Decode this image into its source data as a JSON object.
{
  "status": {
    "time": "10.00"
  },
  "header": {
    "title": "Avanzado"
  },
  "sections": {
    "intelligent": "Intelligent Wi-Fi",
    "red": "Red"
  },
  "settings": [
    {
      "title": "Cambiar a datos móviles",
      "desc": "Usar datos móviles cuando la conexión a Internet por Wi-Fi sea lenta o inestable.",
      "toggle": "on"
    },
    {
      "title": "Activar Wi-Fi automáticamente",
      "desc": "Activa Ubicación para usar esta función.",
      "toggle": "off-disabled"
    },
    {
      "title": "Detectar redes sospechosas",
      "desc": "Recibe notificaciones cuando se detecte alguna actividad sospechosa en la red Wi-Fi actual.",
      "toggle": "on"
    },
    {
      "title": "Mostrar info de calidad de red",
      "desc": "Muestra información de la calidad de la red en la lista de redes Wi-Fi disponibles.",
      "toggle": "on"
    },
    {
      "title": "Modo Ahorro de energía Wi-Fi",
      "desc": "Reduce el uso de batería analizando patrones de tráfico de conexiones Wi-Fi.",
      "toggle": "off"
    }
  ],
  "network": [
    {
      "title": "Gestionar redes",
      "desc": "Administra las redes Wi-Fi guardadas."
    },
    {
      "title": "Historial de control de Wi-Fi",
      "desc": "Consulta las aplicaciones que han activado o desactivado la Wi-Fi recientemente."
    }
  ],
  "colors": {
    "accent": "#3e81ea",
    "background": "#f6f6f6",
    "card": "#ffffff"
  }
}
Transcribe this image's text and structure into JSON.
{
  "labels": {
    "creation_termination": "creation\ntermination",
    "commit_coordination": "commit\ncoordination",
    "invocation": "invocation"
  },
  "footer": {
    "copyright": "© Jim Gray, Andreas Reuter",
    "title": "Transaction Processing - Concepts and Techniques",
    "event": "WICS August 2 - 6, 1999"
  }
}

---

> _Requirement_
Copy each entry exactly, with nothing added or dropped.

> _Exercise answer_
Decode this image into its source data as a JSON object.
{
  "status": {
    "time": "10.00"
  },
  "header": {
    "title": "Avanzado"
  },
  "sections": {
    "intelligent": "Intelligent Wi-Fi",
    "red": "Red"
  },
  "settings": [
    {
      "title": "Cambiar a datos móviles",
      "desc": "Usar datos móviles cuando la conexión a Internet por Wi-Fi sea lenta o inestable.",
      "toggle": "on"
    },
    {
      "title": "Activar Wi-Fi automáticamente",
      "desc": "Activa Ubicación para usar esta función.",
      "toggle": "off-disabled"
    },
    {
      "title": "Detectar redes sospechosas",
      "desc": "Recibe notificaciones cuando se detecte alguna actividad sospechosa en la red Wi-Fi actual.",
      "toggle": "on"
    },
    {
      "title": "Mostrar info de calidad de red",
      "desc": "Muestra información de la calidad de la red en la lista de redes Wi-Fi disponibles.",
      "toggle": "on"
    },
    {
      "title": "Modo Ahorro de energía Wi-Fi",
      "desc": "Reduce el uso de batería analizando patrones de tráfico de conexiones Wi-Fi.",
      "toggle": "off"
    }
  ],
  "network": [
    {
      "title": "Gestionar redes",
      "desc": "Administra las redes Wi-Fi guardadas."
    },
    {
      "title": "Historial de control de Wi-Fi",
      "desc": "Consulta las aplicaciones que han activado o desactivado la Wi-Fi recientemente."
    }
  ],
  "colors": {
    "accent": "#3e81ea",
    "background": "#f6f6f6",
    "card": "#ffffff"
  }
}
Transcribe this image's text and structure into JSON.
{
  "labels": {
    "creation_termination": "creation\ntermination",
    "commit_coordination": "commit\ncoordination",
    "invocation": "invocation"
  },
  "footer": {
    "copyright": "© Jim Gray, Andreas Reuter",
    "title": "Transaction Processing - Concepts and Techniques",
    "event": "WICS August 2 - 6, 1999"
  }
}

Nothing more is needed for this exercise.